# Start of Listing

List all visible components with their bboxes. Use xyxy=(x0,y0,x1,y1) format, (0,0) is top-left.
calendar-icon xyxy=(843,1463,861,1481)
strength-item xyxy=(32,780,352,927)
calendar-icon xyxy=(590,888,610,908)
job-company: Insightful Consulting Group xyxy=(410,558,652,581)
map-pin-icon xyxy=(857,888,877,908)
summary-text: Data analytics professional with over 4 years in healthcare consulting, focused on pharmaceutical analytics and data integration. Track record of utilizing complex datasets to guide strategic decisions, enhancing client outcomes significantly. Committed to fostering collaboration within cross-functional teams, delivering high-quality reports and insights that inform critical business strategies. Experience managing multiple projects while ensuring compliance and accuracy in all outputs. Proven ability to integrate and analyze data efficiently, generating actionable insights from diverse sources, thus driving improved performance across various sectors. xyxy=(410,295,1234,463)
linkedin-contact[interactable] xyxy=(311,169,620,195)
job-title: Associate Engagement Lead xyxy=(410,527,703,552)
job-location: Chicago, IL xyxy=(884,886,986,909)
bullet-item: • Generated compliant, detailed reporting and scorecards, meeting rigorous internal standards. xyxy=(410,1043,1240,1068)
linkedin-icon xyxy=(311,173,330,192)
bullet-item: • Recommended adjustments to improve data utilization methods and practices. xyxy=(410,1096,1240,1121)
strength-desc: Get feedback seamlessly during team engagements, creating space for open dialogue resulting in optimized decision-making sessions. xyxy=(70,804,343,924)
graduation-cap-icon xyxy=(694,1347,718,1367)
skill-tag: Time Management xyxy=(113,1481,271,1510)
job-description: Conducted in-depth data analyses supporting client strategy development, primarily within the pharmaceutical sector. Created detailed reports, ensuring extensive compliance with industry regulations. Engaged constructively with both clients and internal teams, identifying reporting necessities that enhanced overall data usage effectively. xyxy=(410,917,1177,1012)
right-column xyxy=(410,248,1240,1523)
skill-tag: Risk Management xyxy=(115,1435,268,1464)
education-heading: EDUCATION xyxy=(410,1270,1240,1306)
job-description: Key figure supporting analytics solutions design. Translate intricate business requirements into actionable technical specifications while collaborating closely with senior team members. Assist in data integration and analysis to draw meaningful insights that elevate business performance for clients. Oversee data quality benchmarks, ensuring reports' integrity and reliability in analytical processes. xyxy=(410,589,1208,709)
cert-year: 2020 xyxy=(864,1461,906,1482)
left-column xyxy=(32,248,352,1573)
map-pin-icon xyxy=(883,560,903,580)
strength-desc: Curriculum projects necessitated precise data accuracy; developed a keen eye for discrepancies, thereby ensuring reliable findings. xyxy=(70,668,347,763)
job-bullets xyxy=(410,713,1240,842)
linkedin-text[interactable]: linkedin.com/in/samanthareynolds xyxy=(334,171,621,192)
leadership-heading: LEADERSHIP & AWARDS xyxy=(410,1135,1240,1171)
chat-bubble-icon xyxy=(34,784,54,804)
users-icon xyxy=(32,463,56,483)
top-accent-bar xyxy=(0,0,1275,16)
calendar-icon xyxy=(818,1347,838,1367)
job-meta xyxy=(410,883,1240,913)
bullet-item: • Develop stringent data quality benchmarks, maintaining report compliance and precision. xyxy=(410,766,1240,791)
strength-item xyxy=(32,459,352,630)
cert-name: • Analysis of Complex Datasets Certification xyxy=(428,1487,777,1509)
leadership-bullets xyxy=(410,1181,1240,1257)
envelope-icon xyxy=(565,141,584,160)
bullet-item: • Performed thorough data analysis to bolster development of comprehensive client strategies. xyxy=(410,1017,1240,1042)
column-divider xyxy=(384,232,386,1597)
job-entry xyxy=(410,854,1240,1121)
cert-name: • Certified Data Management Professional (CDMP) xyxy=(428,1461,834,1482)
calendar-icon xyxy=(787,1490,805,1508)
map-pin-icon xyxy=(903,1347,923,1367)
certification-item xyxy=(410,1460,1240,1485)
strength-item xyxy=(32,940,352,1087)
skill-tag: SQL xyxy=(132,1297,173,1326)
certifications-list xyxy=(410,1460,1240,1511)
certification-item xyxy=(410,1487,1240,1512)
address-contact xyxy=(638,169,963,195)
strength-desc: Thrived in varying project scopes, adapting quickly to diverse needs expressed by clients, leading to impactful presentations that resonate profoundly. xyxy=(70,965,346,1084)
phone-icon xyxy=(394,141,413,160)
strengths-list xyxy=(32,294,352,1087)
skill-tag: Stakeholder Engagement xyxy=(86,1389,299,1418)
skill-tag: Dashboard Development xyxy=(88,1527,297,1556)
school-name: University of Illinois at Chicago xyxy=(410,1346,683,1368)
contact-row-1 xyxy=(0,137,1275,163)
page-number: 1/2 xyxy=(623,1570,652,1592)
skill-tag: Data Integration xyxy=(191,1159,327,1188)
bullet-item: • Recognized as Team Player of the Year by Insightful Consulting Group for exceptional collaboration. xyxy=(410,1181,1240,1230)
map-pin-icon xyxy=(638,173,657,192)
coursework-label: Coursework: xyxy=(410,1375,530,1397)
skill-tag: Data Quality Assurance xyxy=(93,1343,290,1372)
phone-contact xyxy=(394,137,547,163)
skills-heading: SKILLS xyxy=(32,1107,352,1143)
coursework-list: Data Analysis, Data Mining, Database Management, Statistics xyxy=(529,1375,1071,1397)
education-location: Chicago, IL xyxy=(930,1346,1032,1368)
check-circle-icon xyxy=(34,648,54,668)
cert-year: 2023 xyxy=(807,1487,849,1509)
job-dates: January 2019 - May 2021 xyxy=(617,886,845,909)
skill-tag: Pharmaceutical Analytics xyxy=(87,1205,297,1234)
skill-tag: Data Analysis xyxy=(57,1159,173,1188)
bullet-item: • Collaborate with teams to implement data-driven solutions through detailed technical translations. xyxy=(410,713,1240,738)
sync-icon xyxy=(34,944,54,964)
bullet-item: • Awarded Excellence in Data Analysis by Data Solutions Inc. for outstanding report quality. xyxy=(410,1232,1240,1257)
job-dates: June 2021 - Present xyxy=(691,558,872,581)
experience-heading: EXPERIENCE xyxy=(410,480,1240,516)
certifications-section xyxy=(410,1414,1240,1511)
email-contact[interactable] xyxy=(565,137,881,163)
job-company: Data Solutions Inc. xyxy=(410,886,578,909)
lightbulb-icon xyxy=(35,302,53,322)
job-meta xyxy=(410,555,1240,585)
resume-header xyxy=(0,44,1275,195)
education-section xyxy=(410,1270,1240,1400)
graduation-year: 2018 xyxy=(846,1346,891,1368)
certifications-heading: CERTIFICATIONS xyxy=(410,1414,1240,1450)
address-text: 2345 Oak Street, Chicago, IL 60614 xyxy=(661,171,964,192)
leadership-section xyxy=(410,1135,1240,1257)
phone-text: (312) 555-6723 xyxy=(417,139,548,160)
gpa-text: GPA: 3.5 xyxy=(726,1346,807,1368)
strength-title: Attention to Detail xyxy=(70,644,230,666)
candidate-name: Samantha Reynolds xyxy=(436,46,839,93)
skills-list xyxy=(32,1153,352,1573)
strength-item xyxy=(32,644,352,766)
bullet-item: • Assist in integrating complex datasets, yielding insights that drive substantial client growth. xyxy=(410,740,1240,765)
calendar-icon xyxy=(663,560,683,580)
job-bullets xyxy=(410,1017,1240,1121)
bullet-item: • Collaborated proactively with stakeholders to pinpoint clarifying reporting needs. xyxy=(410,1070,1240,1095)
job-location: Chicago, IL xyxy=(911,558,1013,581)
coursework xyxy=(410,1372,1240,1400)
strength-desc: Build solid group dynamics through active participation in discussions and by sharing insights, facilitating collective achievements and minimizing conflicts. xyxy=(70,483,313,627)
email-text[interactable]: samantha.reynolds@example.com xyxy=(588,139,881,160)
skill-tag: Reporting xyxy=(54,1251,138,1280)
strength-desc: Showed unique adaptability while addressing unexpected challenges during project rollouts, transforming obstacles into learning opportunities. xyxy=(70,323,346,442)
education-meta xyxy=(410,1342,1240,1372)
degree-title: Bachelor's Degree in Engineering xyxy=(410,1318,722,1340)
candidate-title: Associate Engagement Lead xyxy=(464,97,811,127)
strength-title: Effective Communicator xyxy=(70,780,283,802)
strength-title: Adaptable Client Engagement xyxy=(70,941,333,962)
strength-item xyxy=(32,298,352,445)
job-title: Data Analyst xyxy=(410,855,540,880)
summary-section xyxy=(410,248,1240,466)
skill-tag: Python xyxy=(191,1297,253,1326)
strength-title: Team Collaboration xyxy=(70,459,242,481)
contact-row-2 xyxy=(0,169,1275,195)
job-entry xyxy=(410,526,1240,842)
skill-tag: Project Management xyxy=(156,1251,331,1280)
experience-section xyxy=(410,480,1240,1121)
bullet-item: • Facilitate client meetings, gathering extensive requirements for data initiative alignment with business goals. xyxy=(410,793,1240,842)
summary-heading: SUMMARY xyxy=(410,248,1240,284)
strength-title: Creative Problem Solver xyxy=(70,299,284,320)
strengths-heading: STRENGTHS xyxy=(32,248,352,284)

# End of Listing

• Prompt
Present the rows from the very first one through the line containing "skill-tag: Time Management", inclusive, as a numbered list with blank lines left out.

• Problem solution
1. List all visible components with their bboxes. Use xyxy=(x0,y0,x1,y1) format, (0,0) is top-left.
2. calendar-icon xyxy=(843,1463,861,1481)
3. strength-item xyxy=(32,780,352,927)
4. calendar-icon xyxy=(590,888,610,908)
5. job-company: Insightful Consulting Group xyxy=(410,558,652,581)
6. map-pin-icon xyxy=(857,888,877,908)
7. summary-text: Data analytics professional with over 4 years in healthcare consulting, focused on pharmaceutical analytics and data integration. Track record of utilizing complex datasets to guide strategic decisions, enhancing client outcomes significantly. Committed to fostering collaboration within cross-functional teams, delivering high-quality reports and insights that inform critical business strategies. Experience managing multiple projects while ensuring compliance and accuracy in all outputs. Proven ability to integrate and analyze data efficiently, generating actionable insights from diverse sources, thus driving improved performance across various sectors. xyxy=(410,295,1234,463)
8. linkedin-contact[interactable] xyxy=(311,169,620,195)
9. job-title: Associate Engagement Lead xyxy=(410,527,703,552)
10. job-location: Chicago, IL xyxy=(884,886,986,909)
11. bullet-item: • Generated compliant, detailed reporting and scorecards, meeting rigorous internal standards. xyxy=(410,1043,1240,1068)
12. linkedin-icon xyxy=(311,173,330,192)
13. bullet-item: • Recommended adjustments to improve data utilization methods and practices. xyxy=(410,1096,1240,1121)
14. strength-desc: Get feedback seamlessly during team engagements, creating space for open dialogue resulting in optimized decision-making sessions. xyxy=(70,804,343,924)
15. graduation-cap-icon xyxy=(694,1347,718,1367)
16. skill-tag: Time Management xyxy=(113,1481,271,1510)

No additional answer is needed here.